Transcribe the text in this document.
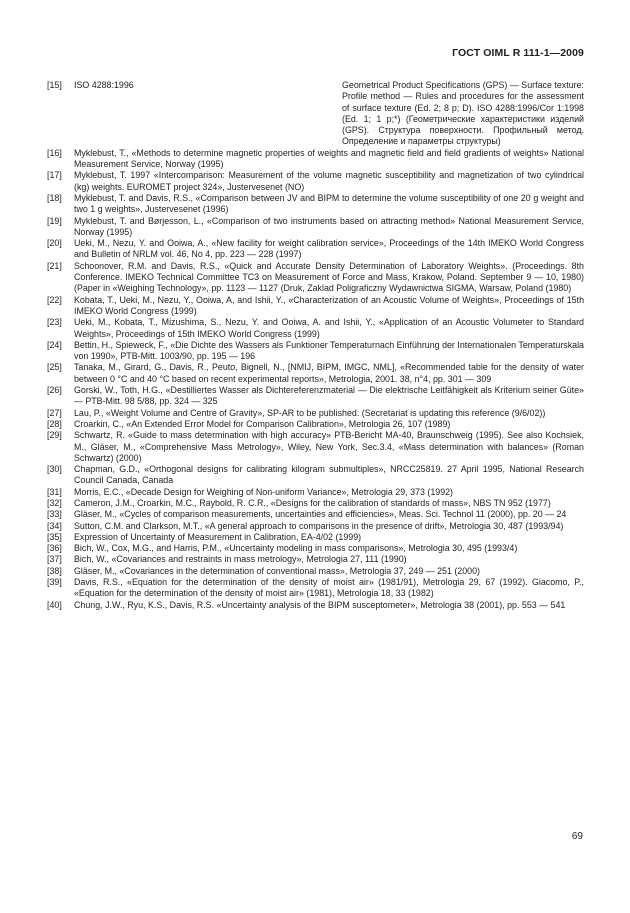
ГОСТ OIML R 111-1—2009
[15]	ISO 4288:1996	Geometrical Product Specifications (GPS) — Surface texture: Profile method — Rules and procedures for the assessment of surface texture (Ed. 2; 8 p; D). ISO 4288:1996/Cor 1:1998 (Ed. 1; 1 p;*) (Геометрические характеристики изделий (GPS). Структура поверхности. Профильный метод. Определение и параметры структуры)
[16]	Myklebust, T., «Methods to determine magnetic properties of weights and magnetic field and field gradients of weights» National Measurement Service, Norway (1995)
[17]	Myklebust, T. 1997 «Intercomparison: Measurement of the volume magnetic susceptibility and magnetization of two cylindrical (kg) weights. EUROMET project 324», Justervesenet (NO)
[18]	Myklebust, T. and Davis, R.S., «Comparison between JV and BIPM to determine the volume susceptibility of one 20 g weight and two 1 g weights», Justervesenet (1996)
[19]	Myklebust, T. and Børjesson, L., «Comparison of two instruments based on attracting method» National Measurement Service, Norway (1995)
[20]	Ueki, M., Nezu, Y. and Ooiwa, A., «New facility for weight calibration service», Proceedings of the 14th IMEKO World Congress and Bulletin of NRLM vol. 46, No 4, pp. 223 — 228 (1997)
[21]	Schoonover, R.M. and Davis, R.S., «Quick and Accurate Density Determination of Laboratory Weights». (Proceedings. 8th Conference. IMEKO Technical Committee TC3 on Measurement of Force and Mass, Krakow, Poland. September 9 — 10, 1980) (Paper in «Weighing Technology», pp. 1123 — 1127 (Druk, Zaklad Poligraficzny Wydawnictwa SIGMA, Warsaw, Poland (1980)
[22]	Kobata, T., Ueki, M., Nezu, Y., Ooiwa, A, and Ishii, Y., «Characterization of an Acoustic Volume of Weights», Proceedings of 15th IMEKO World Congress (1999)
[23]	Ueki, M., Kobata, T., Mizushima, S., Nezu, Y. and Ooiwa, A. and Ishii, Y., «Application of an Acoustic Volumeter to Standard Weights», Proceedings of 15th IMEKO World Congress (1999)
[24]	Bettin, H., Spieweck, F., «Die Dichte des Wassers als Funktioner Temperaturnach Einführung der Internationalen Temperaturskala von 1990», PTB-Mitt. 1003/90, pp. 195 — 196
[25]	Tanaka, M., Girard, G., Davis, R., Peuto, Bignell, N., [NMIJ, BIPM, IMGC, NML], «Recommended table for the density of water between 0 °C and 40 °C based on recent experimental reports», Metrologia, 2001. 38, n°4, pp. 301 — 309
[26]	Gorski, W., Toth, H.G., «Destilliertes Wasser als Dichtereferenzmaterial — Die elektrische Leitfähigkeit als Kriterium seiner Güte» — PTB-Mitt. 98 5/88, pp. 324 — 325
[27]	Lau, P., «Weight Volume and Centre of Gravity», SP-AR to be published. (Secretariat is updating this reference (9/6/02))
[28]	Croarkin, C., «An Extended Error Model for Comparison Calibration», Metrologia 26, 107 (1989)
[29]	Schwartz, R. «Guide to mass determination with high accuracy» PTB-Bericht MA-40, Braunschweig (1995). See also Kochsiek, M., Gläser, M., «Comprehensive Mass Metrology», Wiley, New York, Sec.3.4, «Mass determination with balances» (Roman Schwartz) (2000)
[30]	Chapman, G.D., «Orthogonal designs for calibrating kilogram submultiples», NRCC25819. 27 April 1995, National Research Council Canada, Canada
[31]	Morris, E.C., «Decade Design for Weighing of Non-uniform Variance», Metrologia 29, 373 (1992)
[32]	Cameron, J.M., Croarkin, M.C., Raybold, R. C.R., «Designs for the calibration of standards of mass», NBS TN 952 (1977)
[33]	Gläser, M., «Cycles of comparison measurements, uncertainties and efficiencies», Meas. Sci. Technol 11 (2000), pp. 20 — 24
[34]	Sutton, C.M. and Clarkson, M.T., «A general approach to comparisons in the presence of drift», Metrologia 30, 487 (1993/94)
[35]	Expression of Uncertainty of Measurement in Calibration, EA-4/02 (1999)
[36]	Bich, W., Cox, M.G., and Harris, P.M., «Uncertainty modeling in mass comparisons», Metrologia 30, 495 (1993/4)
[37]	Bich, W., «Covariances and restraints in mass metrology», Metrologia 27, 111 (1990)
[38]	Gläser, M., «Covariances in the determination of conventional mass», Metrologia 37, 249 — 251 (2000)
[39]	Davis, R.S., «Equation for the determination of the density of moist air» (1981/91), Metrologia 29, 67 (1992). Giacomo, P., «Equation for the determination of the density of moist air» (1981), Metrologia 18, 33 (1982)
[40]	Chung, J.W., Ryu, K.S., Davis, R.S. «Uncertainty analysis of the BIPM susceptometer», Metrologia 38 (2001), pp. 553 — 541
69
=-=-=-=-=
_SHORT TASK_:
Repeat each entry above word for word, leaving every picture out.

_OUTPUT OF THE TASK_:
Transcribe the text in this document.
ГОСТ OIML R 111-1—2009
[15]	ISO 4288:1996	Geometrical Product Specifications (GPS) — Surface texture: Profile method — Rules and procedures for the assessment of surface texture (Ed. 2; 8 p; D). ISO 4288:1996/Cor 1:1998 (Ed. 1; 1 p;*) (Геометрические характеристики изделий (GPS). Структура поверхности. Профильный метод. Определение и параметры структуры)
[16]	Myklebust, T., «Methods to determine magnetic properties of weights and magnetic field and field gradients of weights» National Measurement Service, Norway (1995)
[17]	Myklebust, T. 1997 «Intercomparison: Measurement of the volume magnetic susceptibility and magnetization of two cylindrical (kg) weights. EUROMET project 324», Justervesenet (NO)
[18]	Myklebust, T. and Davis, R.S., «Comparison between JV and BIPM to determine the volume susceptibility of one 20 g weight and two 1 g weights», Justervesenet (1996)
[19]	Myklebust, T. and Børjesson, L., «Comparison of two instruments based on attracting method» National Measurement Service, Norway (1995)
[20]	Ueki, M., Nezu, Y. and Ooiwa, A., «New facility for weight calibration service», Proceedings of the 14th IMEKO World Congress and Bulletin of NRLM vol. 46, No 4, pp. 223 — 228 (1997)
[21]	Schoonover, R.M. and Davis, R.S., «Quick and Accurate Density Determination of Laboratory Weights». (Proceedings. 8th Conference. IMEKO Technical Committee TC3 on Measurement of Force and Mass, Krakow, Poland. September 9 — 10, 1980) (Paper in «Weighing Technology», pp. 1123 — 1127 (Druk, Zaklad Poligraficzny Wydawnictwa SIGMA, Warsaw, Poland (1980)
[22]	Kobata, T., Ueki, M., Nezu, Y., Ooiwa, A, and Ishii, Y., «Characterization of an Acoustic Volume of Weights», Proceedings of 15th IMEKO World Congress (1999)
[23]	Ueki, M., Kobata, T., Mizushima, S., Nezu, Y. and Ooiwa, A. and Ishii, Y., «Application of an Acoustic Volumeter to Standard Weights», Proceedings of 15th IMEKO World Congress (1999)
[24]	Bettin, H., Spieweck, F., «Die Dichte des Wassers als Funktioner Temperaturnach Einführung der Internationalen Temperaturskala von 1990», PTB-Mitt. 1003/90, pp. 195 — 196
[25]	Tanaka, M., Girard, G., Davis, R., Peuto, Bignell, N., [NMIJ, BIPM, IMGC, NML], «Recommended table for the density of water between 0 °C and 40 °C based on recent experimental reports», Metrologia, 2001. 38, n°4, pp. 301 — 309
[26]	Gorski, W., Toth, H.G., «Destilliertes Wasser als Dichtereferenzmaterial — Die elektrische Leitfähigkeit als Kriterium seiner Güte» — PTB-Mitt. 98 5/88, pp. 324 — 325
[27]	Lau, P., «Weight Volume and Centre of Gravity», SP-AR to be published. (Secretariat is updating this reference (9/6/02))
[28]	Croarkin, C., «An Extended Error Model for Comparison Calibration», Metrologia 26, 107 (1989)
[29]	Schwartz, R. «Guide to mass determination with high accuracy» PTB-Bericht MA-40, Braunschweig (1995). See also Kochsiek, M., Gläser, M., «Comprehensive Mass Metrology», Wiley, New York, Sec.3.4, «Mass determination with balances» (Roman Schwartz) (2000)
[30]	Chapman, G.D., «Orthogonal designs for calibrating kilogram submultiples», NRCC25819. 27 April 1995, National Research Council Canada, Canada
[31]	Morris, E.C., «Decade Design for Weighing of Non-uniform Variance», Metrologia 29, 373 (1992)
[32]	Cameron, J.M., Croarkin, M.C., Raybold, R. C.R., «Designs for the calibration of standards of mass», NBS TN 952 (1977)
[33]	Gläser, M., «Cycles of comparison measurements, uncertainties and efficiencies», Meas. Sci. Technol 11 (2000), pp. 20 — 24
[34]	Sutton, C.M. and Clarkson, M.T., «A general approach to comparisons in the presence of drift», Metrologia 30, 487 (1993/94)
[35]	Expression of Uncertainty of Measurement in Calibration, EA-4/02 (1999)
[36]	Bich, W., Cox, M.G., and Harris, P.M., «Uncertainty modeling in mass comparisons», Metrologia 30, 495 (1993/4)
[37]	Bich, W., «Covariances and restraints in mass metrology», Metrologia 27, 111 (1990)
[38]	Gläser, M., «Covariances in the determination of conventional mass», Metrologia 37, 249 — 251 (2000)
[39]	Davis, R.S., «Equation for the determination of the density of moist air» (1981/91), Metrologia 29, 67 (1992). Giacomo, P., «Equation for the determination of the density of moist air» (1981), Metrologia 18, 33 (1982)
[40]	Chung, J.W., Ryu, K.S., Davis, R.S. «Uncertainty analysis of the BIPM susceptometer», Metrologia 38 (2001), pp. 553 — 541
69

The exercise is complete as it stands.